##### RECORDS FOR THE EXERCISE #####

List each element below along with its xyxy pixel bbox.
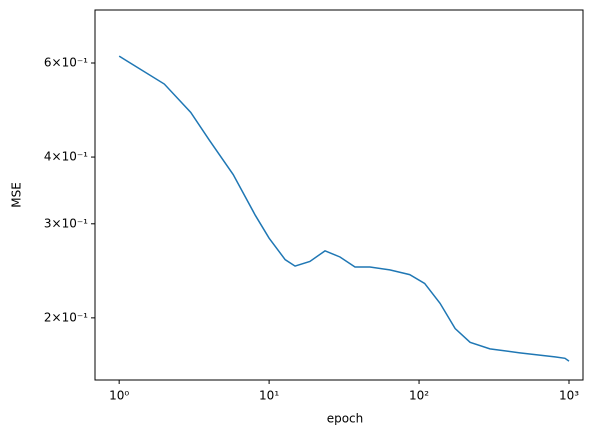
x-tick-label: 10¹ — [259, 389, 279, 403]
y-axis-label: MSE — [10, 182, 24, 208]
x-tick-label: 10² — [409, 389, 429, 403]
plot-frame — [94, 9, 584, 381]
x-tick-label: 10³ — [559, 389, 579, 403]
y-tick-label: 6×10⁻¹ — [44, 55, 88, 69]
x-axis-label: epoch — [327, 412, 364, 426]
y-tick-label: 2×10⁻¹ — [44, 310, 88, 324]
line-series — [118, 55, 570, 362]
y-tick-label: 3×10⁻¹ — [44, 216, 88, 230]
y-tick-label: 4×10⁻¹ — [44, 150, 88, 164]
x-tick-label: 10⁰ — [109, 389, 129, 403]
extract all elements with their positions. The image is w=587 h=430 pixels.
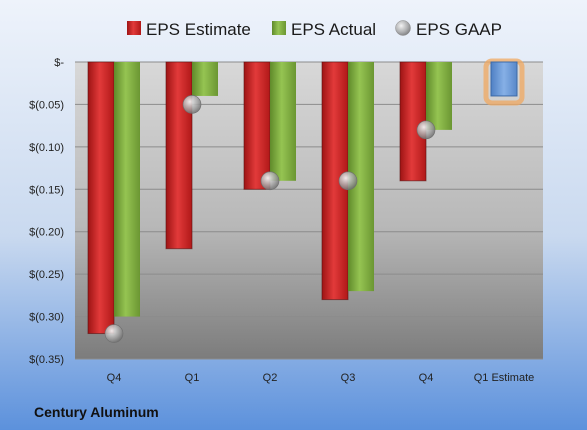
bars xyxy=(87,58,525,335)
gaap-markers xyxy=(104,95,436,343)
bar-actual-2 xyxy=(270,62,296,181)
bar-estimate-4 xyxy=(399,61,427,182)
bar-forecast xyxy=(490,61,518,97)
gaap-point-2 xyxy=(260,171,280,191)
legend-label-estimate: EPS Estimate xyxy=(146,20,251,39)
legend-label-gaap: EPS GAAP xyxy=(416,20,502,39)
company-name: Century Aluminum xyxy=(34,404,159,420)
plot-area xyxy=(75,62,543,359)
x-tick-label-3: Q3 xyxy=(341,372,356,384)
x-tick-label-4: Q4 xyxy=(419,372,434,384)
bar-estimate-1 xyxy=(165,61,193,250)
gaap-point-3 xyxy=(338,171,358,191)
y-tick-label-2: $(0.10) xyxy=(29,142,64,154)
x-tick-label-2: Q2 xyxy=(263,372,278,384)
y-axis-labels: $- $(0.05) $(0.10) $(0.15) $(0.20) $(0.25) $(0… xyxy=(29,57,64,366)
legend-swatch-actual xyxy=(272,21,286,35)
bar-estimate-0 xyxy=(87,61,115,335)
legend: EPS Estimate EPS Actual EPS GAAP xyxy=(127,20,502,39)
x-tick-label-1: Q1 xyxy=(185,372,200,384)
y-tick-label-1: $(0.05) xyxy=(29,99,64,111)
x-axis-labels: Q4 Q1 Q2 Q3 Q4 Q1 Estimate xyxy=(107,372,535,384)
gaap-point-0 xyxy=(104,324,124,343)
gaap-point-4 xyxy=(416,120,436,140)
bar-actual-1 xyxy=(192,62,218,96)
legend-swatch-gaap xyxy=(395,20,411,36)
y-tick-label-6: $(0.30) xyxy=(29,312,64,324)
y-tick-label-3: $(0.15) xyxy=(29,184,64,196)
legend-label-actual: EPS Actual xyxy=(291,20,376,39)
bar-estimate-2 xyxy=(243,61,271,190)
y-tick-label-0: $- xyxy=(54,57,64,69)
y-tick-label-4: $(0.20) xyxy=(29,227,64,239)
y-tick-label-5: $(0.25) xyxy=(29,269,64,281)
legend-swatch-estimate xyxy=(127,21,141,35)
y-tick-label-7: $(0.35) xyxy=(29,354,64,366)
x-tick-label-5: Q1 Estimate xyxy=(474,372,535,384)
bar-actual-0 xyxy=(114,62,140,317)
forecast-glow xyxy=(483,58,525,106)
gridlines xyxy=(75,61,543,360)
bar-actual-4 xyxy=(426,62,452,130)
x-tick-label-0: Q4 xyxy=(107,372,122,384)
gaap-point-1 xyxy=(182,95,202,114)
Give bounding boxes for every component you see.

#####

REQUIRED WORK: Reproduce all of the lines above word for word, leaving the pictures out of your answer.

ANSWER IN FULL:
List each element below along with its xyxy pixel bbox.
x-tick-label: 10¹ — [259, 389, 279, 403]
y-axis-label: MSE — [10, 182, 24, 208]
x-tick-label: 10² — [409, 389, 429, 403]
plot-frame — [94, 9, 584, 381]
x-tick-label: 10³ — [559, 389, 579, 403]
y-tick-label: 6×10⁻¹ — [44, 55, 88, 69]
x-axis-label: epoch — [327, 412, 364, 426]
y-tick-label: 2×10⁻¹ — [44, 310, 88, 324]
line-series — [118, 55, 570, 362]
y-tick-label: 3×10⁻¹ — [44, 216, 88, 230]
y-tick-label: 4×10⁻¹ — [44, 150, 88, 164]
x-tick-label: 10⁰ — [109, 389, 129, 403]
extract all elements with their positions. The image is w=587 h=430 pixels.
bars xyxy=(87,58,525,335)
gaap-markers xyxy=(104,95,436,343)
bar-actual-2 xyxy=(270,62,296,181)
bar-estimate-4 xyxy=(399,61,427,182)
bar-forecast xyxy=(490,61,518,97)
gaap-point-2 xyxy=(260,171,280,191)
legend-label-estimate: EPS Estimate xyxy=(146,20,251,39)
legend-label-gaap: EPS GAAP xyxy=(416,20,502,39)
company-name: Century Aluminum xyxy=(34,404,159,420)
plot-area xyxy=(75,62,543,359)
x-tick-label-3: Q3 xyxy=(341,372,356,384)
x-tick-label-4: Q4 xyxy=(419,372,434,384)
bar-estimate-1 xyxy=(165,61,193,250)
gaap-point-3 xyxy=(338,171,358,191)
y-tick-label-2: $(0.10) xyxy=(29,142,64,154)
x-tick-label-2: Q2 xyxy=(263,372,278,384)
y-axis-labels: $- $(0.05) $(0.10) $(0.15) $(0.20) $(0.25) $(0… xyxy=(29,57,64,366)
legend-swatch-actual xyxy=(272,21,286,35)
bar-estimate-0 xyxy=(87,61,115,335)
legend: EPS Estimate EPS Actual EPS GAAP xyxy=(127,20,502,39)
x-tick-label-1: Q1 xyxy=(185,372,200,384)
y-tick-label-1: $(0.05) xyxy=(29,99,64,111)
x-axis-labels: Q4 Q1 Q2 Q3 Q4 Q1 Estimate xyxy=(107,372,535,384)
gaap-point-0 xyxy=(104,324,124,343)
gaap-point-4 xyxy=(416,120,436,140)
bar-actual-1 xyxy=(192,62,218,96)
legend-swatch-gaap xyxy=(395,20,411,36)
y-tick-label-6: $(0.30) xyxy=(29,312,64,324)
y-tick-label-3: $(0.15) xyxy=(29,184,64,196)
legend-label-actual: EPS Actual xyxy=(291,20,376,39)
bar-estimate-2 xyxy=(243,61,271,190)
y-tick-label-0: $- xyxy=(54,57,64,69)
y-tick-label-4: $(0.20) xyxy=(29,227,64,239)
y-tick-label-5: $(0.25) xyxy=(29,269,64,281)
legend-swatch-estimate xyxy=(127,21,141,35)
y-tick-label-7: $(0.35) xyxy=(29,354,64,366)
x-tick-label-5: Q1 Estimate xyxy=(474,372,535,384)
bar-actual-0 xyxy=(114,62,140,317)
forecast-glow xyxy=(483,58,525,106)
gridlines xyxy=(75,61,543,360)
bar-actual-4 xyxy=(426,62,452,130)
x-tick-label-0: Q4 xyxy=(107,372,122,384)
gaap-point-1 xyxy=(182,95,202,114)
Give bounding boxes for every component you see.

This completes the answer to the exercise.